Stored dataset items
#####

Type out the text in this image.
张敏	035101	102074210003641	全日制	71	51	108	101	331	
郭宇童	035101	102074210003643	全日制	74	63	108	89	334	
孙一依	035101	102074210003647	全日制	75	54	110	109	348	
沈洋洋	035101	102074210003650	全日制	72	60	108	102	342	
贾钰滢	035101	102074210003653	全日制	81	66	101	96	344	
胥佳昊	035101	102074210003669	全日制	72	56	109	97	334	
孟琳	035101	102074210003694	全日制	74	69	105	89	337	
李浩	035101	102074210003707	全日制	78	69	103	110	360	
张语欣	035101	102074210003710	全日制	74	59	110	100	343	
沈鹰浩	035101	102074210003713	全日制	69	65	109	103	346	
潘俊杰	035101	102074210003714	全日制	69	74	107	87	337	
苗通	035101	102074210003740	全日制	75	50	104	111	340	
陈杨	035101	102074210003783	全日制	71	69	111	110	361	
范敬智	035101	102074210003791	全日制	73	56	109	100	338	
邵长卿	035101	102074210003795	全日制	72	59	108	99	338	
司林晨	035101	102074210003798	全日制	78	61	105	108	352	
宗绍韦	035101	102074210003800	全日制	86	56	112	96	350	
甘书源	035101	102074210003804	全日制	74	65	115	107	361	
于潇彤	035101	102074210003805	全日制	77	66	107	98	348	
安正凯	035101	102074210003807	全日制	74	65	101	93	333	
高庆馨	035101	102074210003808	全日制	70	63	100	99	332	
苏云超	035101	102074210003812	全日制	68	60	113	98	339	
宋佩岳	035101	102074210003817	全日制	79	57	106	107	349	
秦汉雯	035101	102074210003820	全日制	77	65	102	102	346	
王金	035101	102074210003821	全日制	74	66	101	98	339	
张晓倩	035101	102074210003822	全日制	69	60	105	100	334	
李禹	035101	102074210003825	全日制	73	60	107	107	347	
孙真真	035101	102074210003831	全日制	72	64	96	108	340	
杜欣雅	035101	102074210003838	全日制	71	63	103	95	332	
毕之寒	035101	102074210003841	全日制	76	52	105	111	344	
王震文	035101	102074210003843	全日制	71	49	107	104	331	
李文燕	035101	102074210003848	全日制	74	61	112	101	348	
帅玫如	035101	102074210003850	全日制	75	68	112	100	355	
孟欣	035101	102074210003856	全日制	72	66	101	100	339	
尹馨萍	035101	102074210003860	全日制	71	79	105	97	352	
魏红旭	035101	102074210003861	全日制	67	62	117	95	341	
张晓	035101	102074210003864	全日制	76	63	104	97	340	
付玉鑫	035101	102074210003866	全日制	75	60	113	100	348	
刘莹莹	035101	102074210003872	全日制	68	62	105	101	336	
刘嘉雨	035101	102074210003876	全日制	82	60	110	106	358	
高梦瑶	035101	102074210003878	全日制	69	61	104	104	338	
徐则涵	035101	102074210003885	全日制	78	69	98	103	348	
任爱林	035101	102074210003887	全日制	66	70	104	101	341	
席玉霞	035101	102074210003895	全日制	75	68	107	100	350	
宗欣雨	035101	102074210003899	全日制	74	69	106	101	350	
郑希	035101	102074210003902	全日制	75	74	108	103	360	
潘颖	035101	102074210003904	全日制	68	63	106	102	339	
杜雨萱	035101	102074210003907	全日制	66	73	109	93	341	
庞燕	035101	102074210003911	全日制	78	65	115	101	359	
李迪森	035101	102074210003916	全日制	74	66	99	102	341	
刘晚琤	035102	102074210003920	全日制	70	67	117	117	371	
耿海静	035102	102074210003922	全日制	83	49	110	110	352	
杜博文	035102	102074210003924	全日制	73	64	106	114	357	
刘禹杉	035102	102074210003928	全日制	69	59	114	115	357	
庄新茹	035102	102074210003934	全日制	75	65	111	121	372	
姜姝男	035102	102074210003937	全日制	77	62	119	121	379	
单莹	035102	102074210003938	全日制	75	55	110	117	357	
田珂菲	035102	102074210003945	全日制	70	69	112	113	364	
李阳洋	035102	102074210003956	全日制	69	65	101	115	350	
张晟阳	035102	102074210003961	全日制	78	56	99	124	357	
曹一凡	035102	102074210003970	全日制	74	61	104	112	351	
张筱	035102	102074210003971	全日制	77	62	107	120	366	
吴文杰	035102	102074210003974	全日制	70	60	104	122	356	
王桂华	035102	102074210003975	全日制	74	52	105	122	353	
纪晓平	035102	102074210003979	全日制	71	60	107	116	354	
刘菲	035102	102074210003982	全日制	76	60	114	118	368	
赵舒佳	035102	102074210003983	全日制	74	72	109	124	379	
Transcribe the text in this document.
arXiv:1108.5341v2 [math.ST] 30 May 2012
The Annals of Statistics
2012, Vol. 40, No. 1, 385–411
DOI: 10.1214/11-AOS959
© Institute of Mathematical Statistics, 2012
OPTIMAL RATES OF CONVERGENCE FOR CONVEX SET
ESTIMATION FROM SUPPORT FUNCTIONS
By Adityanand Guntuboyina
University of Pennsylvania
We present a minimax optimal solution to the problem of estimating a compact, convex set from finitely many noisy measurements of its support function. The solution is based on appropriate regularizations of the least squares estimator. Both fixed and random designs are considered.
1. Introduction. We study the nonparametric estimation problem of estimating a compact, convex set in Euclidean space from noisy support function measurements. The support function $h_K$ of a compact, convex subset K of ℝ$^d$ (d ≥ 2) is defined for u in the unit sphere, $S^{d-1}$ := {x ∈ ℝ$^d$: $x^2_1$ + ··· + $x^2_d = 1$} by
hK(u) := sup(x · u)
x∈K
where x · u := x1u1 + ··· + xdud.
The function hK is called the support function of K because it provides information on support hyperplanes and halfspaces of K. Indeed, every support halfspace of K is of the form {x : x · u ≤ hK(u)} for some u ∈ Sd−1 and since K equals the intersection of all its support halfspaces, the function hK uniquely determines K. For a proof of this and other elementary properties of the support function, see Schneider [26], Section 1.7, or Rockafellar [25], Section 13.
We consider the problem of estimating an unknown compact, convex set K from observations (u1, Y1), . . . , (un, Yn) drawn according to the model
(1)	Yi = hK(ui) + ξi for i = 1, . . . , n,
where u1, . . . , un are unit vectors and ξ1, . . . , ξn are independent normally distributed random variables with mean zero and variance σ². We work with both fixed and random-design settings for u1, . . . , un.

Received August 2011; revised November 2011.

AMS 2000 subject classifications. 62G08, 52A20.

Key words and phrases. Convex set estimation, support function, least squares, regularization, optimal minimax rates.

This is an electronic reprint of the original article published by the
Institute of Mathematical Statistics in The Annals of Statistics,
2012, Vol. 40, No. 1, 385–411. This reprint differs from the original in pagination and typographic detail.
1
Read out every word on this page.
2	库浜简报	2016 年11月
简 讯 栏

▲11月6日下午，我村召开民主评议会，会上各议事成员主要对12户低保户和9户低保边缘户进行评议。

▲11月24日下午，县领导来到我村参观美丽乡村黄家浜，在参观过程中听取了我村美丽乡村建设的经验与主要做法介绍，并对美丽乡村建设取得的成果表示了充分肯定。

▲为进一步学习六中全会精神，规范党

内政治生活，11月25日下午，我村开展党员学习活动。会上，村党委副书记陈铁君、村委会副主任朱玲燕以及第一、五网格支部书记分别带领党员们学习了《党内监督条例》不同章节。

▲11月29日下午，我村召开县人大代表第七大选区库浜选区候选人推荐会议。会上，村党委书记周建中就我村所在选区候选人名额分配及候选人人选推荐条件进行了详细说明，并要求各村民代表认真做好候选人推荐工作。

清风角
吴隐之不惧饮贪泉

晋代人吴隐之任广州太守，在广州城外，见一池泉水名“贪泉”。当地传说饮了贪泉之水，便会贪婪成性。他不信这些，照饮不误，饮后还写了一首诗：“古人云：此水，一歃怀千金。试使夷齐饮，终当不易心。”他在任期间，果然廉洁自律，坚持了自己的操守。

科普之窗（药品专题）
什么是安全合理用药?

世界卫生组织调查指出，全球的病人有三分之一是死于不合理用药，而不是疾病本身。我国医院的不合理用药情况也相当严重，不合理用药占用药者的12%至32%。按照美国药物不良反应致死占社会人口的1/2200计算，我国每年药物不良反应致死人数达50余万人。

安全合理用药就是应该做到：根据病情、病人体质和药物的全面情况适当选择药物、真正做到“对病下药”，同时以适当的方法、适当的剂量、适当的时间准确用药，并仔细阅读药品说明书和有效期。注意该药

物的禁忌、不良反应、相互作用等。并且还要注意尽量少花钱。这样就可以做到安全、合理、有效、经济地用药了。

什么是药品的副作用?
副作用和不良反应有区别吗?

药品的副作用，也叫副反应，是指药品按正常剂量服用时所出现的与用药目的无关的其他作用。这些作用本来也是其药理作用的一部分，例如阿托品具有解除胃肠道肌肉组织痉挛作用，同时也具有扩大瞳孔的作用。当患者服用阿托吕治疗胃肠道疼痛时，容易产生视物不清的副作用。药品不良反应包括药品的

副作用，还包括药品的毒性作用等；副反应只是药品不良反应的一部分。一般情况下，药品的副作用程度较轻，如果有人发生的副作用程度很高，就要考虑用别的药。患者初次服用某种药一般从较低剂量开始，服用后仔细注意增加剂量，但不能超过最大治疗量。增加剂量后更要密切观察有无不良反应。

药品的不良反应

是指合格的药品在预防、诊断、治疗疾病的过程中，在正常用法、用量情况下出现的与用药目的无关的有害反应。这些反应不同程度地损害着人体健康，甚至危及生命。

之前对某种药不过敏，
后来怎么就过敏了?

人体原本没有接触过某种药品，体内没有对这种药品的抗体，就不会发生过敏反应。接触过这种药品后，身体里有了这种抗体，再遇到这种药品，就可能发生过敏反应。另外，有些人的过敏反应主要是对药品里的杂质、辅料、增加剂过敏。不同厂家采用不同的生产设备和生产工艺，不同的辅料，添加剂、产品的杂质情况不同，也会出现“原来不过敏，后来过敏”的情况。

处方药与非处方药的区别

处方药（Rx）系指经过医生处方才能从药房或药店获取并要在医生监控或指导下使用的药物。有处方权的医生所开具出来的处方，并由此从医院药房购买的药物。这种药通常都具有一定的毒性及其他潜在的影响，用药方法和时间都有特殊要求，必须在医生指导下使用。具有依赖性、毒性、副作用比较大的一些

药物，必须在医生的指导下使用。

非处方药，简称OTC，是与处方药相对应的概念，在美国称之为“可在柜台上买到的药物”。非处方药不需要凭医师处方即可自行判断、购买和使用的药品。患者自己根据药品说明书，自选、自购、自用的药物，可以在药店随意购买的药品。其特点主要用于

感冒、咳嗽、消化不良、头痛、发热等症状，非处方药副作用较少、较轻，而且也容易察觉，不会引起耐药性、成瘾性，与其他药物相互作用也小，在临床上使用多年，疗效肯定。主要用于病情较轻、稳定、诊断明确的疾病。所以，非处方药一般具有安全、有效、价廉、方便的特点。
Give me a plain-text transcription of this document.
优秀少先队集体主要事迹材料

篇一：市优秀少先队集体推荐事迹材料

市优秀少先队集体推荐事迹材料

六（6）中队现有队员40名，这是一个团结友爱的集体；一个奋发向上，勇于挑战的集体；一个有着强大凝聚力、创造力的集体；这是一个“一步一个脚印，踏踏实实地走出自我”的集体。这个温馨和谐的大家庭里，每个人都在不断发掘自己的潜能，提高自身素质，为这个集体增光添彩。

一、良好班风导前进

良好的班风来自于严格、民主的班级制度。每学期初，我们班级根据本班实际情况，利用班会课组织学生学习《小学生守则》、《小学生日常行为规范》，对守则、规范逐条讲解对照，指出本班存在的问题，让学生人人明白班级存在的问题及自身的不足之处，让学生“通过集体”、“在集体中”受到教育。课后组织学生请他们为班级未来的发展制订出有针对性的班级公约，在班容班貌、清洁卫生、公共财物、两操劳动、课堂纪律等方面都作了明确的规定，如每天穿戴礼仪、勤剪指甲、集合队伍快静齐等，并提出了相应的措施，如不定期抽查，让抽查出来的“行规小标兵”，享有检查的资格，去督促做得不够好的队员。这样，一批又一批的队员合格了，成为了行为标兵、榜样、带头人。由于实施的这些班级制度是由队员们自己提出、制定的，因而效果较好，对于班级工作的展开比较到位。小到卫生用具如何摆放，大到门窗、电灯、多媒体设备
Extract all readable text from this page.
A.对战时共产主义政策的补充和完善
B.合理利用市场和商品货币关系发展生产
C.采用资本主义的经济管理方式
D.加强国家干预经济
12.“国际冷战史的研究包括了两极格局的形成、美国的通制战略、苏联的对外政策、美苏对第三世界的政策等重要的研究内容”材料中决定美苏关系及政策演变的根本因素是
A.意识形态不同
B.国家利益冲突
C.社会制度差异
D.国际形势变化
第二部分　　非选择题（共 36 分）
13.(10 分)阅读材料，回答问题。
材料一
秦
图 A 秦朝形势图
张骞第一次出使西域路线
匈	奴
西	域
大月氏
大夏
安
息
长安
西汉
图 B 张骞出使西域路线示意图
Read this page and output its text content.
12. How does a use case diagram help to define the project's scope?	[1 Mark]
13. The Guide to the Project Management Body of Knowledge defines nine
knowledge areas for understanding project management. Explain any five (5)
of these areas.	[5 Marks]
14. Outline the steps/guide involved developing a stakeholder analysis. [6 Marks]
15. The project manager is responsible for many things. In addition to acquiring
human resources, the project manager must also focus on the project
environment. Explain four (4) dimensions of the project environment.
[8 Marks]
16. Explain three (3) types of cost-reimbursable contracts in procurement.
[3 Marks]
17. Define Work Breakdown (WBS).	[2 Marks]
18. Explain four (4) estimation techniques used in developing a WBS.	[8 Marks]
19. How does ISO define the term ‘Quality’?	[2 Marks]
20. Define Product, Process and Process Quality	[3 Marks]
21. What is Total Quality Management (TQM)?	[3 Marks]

#####

Short problem »
Gather up the lines containing the word "developing" from these records and copy them.

Reply to the task »
14. Outline the steps/guide involved developing a stakeholder analysis. [6 Marks]
18. Explain four (4) estimation techniques used in developing a WBS.	[8 Marks]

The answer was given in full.